# Material for this exercise start
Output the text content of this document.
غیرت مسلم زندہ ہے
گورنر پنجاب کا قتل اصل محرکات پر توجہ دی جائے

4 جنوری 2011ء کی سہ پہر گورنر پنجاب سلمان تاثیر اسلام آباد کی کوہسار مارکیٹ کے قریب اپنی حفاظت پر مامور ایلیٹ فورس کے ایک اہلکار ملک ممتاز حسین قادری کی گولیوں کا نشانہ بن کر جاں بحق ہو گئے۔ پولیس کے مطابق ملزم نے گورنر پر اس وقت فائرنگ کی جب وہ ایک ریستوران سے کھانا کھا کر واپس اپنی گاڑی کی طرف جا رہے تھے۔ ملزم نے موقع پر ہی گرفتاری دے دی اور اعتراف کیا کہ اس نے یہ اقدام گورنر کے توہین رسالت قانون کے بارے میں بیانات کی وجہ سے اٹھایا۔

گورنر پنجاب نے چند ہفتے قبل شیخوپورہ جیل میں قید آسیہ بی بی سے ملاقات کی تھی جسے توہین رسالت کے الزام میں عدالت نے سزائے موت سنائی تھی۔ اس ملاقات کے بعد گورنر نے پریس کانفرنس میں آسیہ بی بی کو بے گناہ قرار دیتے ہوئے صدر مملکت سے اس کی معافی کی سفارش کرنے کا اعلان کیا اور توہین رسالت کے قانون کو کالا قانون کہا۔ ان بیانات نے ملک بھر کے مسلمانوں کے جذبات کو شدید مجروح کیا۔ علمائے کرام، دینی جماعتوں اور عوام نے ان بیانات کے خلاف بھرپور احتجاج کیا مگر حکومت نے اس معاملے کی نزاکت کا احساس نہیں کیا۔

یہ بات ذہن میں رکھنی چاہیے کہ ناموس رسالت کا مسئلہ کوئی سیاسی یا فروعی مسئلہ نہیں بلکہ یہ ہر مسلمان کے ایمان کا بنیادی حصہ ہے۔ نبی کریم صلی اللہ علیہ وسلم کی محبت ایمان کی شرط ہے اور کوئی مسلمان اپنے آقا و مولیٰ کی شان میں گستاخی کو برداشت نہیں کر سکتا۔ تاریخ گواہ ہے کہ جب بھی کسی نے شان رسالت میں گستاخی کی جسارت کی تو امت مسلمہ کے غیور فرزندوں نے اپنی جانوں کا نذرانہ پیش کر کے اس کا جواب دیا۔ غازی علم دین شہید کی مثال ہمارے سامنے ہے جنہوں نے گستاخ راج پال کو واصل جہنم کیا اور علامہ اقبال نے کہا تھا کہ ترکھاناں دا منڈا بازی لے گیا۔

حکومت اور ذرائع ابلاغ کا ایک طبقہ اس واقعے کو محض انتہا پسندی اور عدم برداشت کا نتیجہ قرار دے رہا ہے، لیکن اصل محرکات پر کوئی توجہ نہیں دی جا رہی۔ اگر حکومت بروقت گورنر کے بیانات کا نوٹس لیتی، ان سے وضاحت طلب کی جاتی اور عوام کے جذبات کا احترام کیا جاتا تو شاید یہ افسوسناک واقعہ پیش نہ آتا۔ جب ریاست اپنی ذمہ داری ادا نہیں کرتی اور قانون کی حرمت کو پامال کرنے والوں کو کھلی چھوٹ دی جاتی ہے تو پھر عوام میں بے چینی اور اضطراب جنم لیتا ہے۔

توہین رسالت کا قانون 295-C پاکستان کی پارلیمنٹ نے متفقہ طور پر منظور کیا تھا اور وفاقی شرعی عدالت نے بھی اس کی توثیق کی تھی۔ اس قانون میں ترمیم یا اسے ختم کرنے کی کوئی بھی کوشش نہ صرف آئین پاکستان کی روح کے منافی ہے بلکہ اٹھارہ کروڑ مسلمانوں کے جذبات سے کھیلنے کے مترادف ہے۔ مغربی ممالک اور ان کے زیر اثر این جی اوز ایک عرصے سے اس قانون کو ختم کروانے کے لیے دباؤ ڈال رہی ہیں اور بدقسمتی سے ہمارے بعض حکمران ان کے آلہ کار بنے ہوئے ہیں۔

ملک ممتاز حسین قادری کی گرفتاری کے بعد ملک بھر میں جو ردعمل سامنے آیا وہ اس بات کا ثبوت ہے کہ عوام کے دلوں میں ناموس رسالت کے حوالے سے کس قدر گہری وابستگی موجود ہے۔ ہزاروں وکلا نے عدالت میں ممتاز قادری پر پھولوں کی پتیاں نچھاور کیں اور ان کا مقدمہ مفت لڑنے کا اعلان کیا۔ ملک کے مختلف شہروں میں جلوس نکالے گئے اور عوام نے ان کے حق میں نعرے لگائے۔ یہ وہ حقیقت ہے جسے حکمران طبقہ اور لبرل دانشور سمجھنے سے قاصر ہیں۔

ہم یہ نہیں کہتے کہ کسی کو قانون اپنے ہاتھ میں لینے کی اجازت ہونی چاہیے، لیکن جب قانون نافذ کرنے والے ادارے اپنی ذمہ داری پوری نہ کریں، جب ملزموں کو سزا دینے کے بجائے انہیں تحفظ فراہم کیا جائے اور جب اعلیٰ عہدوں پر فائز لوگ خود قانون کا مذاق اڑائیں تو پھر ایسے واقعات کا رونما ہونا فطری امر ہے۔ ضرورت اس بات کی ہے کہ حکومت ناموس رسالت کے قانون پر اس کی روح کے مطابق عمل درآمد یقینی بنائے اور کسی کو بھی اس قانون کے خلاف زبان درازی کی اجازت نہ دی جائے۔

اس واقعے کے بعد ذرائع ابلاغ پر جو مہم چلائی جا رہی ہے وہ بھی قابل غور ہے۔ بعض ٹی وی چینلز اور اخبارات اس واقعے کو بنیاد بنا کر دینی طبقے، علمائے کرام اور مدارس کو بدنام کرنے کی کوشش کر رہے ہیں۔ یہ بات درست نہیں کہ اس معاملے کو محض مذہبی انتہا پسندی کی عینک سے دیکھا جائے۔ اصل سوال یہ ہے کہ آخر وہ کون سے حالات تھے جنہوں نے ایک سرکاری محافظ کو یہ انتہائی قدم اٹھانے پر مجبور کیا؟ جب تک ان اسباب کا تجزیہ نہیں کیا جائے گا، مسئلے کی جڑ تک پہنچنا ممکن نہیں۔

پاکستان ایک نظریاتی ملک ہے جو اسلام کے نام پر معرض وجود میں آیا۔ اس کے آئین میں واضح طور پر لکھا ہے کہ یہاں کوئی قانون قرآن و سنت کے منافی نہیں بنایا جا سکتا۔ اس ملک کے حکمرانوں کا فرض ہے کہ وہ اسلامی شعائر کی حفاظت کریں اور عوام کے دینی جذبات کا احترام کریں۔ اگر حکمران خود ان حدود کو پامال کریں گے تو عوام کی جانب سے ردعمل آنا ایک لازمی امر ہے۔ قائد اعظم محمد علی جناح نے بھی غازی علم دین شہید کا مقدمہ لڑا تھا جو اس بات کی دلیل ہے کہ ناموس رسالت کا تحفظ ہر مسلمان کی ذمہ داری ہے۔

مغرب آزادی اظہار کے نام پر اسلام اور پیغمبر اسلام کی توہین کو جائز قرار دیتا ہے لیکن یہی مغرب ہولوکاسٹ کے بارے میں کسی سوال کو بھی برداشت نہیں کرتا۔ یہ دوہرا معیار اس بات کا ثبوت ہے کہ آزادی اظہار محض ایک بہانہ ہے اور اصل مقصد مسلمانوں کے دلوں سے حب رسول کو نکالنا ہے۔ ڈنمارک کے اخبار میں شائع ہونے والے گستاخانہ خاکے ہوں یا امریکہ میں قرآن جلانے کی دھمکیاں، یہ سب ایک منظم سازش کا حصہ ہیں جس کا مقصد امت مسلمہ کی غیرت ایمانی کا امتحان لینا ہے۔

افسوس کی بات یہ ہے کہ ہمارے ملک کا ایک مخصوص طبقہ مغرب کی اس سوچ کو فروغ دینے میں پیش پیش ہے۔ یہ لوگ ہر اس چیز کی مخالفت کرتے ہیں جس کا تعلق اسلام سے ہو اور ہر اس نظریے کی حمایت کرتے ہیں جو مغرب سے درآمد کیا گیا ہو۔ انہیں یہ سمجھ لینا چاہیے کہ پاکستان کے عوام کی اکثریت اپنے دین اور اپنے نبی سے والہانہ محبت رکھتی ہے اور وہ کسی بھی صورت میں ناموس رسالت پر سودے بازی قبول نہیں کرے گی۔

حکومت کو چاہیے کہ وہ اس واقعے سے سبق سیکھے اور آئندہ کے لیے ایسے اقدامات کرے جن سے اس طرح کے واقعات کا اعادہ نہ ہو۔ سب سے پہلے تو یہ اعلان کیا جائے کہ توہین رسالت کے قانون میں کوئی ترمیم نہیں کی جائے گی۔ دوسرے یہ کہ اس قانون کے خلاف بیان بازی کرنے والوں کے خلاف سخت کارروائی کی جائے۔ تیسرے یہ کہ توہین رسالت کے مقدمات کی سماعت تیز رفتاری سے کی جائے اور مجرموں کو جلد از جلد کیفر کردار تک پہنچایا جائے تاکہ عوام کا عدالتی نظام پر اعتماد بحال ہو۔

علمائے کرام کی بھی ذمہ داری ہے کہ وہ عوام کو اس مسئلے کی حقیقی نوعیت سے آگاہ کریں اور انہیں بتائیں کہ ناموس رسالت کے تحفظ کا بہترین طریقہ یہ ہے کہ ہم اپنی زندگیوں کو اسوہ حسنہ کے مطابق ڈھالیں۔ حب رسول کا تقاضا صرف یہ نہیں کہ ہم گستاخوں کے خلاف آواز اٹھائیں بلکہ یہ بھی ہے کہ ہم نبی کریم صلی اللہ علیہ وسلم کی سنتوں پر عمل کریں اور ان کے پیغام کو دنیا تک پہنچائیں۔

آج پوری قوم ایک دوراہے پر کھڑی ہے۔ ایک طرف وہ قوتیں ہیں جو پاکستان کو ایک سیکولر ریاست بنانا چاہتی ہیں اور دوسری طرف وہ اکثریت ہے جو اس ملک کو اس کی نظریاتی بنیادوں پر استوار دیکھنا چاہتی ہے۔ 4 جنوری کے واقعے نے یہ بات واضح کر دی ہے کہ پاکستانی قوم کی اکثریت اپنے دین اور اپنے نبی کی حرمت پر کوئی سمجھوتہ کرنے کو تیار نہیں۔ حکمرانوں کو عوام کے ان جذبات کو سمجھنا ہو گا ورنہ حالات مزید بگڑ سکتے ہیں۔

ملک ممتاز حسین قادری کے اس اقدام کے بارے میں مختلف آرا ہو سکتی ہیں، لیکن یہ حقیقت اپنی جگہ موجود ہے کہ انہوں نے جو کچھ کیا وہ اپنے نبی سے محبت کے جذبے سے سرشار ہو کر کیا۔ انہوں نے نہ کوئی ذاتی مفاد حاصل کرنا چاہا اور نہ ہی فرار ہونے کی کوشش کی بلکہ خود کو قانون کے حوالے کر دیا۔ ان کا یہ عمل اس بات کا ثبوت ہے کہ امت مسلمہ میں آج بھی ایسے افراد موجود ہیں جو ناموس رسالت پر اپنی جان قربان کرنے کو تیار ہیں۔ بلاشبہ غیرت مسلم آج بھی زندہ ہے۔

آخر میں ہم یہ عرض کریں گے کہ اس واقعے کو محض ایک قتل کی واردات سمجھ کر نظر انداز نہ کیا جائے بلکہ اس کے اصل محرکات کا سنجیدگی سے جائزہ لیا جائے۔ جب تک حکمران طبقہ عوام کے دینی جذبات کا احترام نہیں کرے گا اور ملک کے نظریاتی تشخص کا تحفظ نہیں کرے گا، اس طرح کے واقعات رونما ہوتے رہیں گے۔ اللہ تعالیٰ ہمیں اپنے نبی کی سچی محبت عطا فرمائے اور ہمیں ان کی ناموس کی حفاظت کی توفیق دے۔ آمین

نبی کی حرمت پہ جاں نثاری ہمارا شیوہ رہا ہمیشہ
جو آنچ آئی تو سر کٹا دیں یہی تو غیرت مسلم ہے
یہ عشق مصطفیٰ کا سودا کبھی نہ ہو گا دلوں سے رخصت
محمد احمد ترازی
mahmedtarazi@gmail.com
# Material for this exercise end
* Set problem *
Each line in the entries above that includes the string "دینے" should be extracted.

* The result *
ہم یہ نہیں کہتے کہ کسی کو قانون اپنے ہاتھ میں لینے کی اجازت ہونی چاہیے، لیکن جب قانون نافذ کرنے والے ادارے اپنی ذمہ داری پوری نہ کریں، جب ملزموں کو سزا دینے کے بجائے انہیں تحفظ فراہم کیا جائے اور جب اعلیٰ عہدوں پر فائز لوگ خود قانون کا مذاق اڑائیں تو پھر ایسے واقعات کا رونما ہونا فطری امر ہے۔ ضرورت اس بات کی ہے کہ حکومت ناموس رسالت کے قانون پر اس کی روح کے مطابق عمل درآمد یقینی بنائے اور کسی کو بھی اس قانون کے خلاف زبان درازی کی اجازت نہ دی جائے۔
افسوس کی بات یہ ہے کہ ہمارے ملک کا ایک مخصوص طبقہ مغرب کی اس سوچ کو فروغ دینے میں پیش پیش ہے۔ یہ لوگ ہر اس چیز کی مخالفت کرتے ہیں جس کا تعلق اسلام سے ہو اور ہر اس نظریے کی حمایت کرتے ہیں جو مغرب سے درآمد کیا گیا ہو۔ انہیں یہ سمجھ لینا چاہیے کہ پاکستان کے عوام کی اکثریت اپنے دین اور اپنے نبی سے والہانہ محبت رکھتی ہے اور وہ کسی بھی صورت میں ناموس رسالت پر سودے بازی قبول نہیں کرے گی۔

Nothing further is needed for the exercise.